Directions for this task →
Count the rows below that contain the string "chart", treating uppercase and lowercase as different. Reply with the number alone.

The records →
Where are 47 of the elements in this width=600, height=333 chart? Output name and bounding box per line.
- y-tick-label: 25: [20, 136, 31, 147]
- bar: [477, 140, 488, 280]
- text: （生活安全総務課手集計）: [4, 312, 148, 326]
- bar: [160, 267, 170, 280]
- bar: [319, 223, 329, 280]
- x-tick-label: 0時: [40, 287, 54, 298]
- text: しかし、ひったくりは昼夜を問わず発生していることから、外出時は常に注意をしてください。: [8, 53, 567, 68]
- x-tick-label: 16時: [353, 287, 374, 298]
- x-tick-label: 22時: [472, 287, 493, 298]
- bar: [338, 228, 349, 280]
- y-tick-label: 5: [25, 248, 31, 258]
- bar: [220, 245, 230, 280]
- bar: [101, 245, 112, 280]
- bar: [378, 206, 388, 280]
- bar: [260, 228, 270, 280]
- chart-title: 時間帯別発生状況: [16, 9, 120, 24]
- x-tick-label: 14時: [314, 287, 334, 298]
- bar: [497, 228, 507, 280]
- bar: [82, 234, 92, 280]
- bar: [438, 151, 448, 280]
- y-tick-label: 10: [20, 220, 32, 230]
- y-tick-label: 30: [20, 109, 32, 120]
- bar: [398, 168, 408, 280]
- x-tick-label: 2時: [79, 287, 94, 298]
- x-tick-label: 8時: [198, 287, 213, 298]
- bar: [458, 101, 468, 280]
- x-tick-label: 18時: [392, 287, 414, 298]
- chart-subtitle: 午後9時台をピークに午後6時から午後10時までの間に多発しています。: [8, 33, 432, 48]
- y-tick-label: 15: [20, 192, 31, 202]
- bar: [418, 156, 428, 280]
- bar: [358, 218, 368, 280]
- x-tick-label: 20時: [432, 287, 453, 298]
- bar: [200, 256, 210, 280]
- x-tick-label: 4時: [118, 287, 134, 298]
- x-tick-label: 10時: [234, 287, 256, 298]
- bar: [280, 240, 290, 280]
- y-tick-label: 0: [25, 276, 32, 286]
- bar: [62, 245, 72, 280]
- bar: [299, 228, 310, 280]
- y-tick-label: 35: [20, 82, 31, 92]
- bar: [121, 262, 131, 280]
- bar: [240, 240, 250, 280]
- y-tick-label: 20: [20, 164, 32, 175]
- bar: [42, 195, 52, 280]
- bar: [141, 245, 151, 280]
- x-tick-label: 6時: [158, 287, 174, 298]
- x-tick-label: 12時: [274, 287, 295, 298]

Written response →
3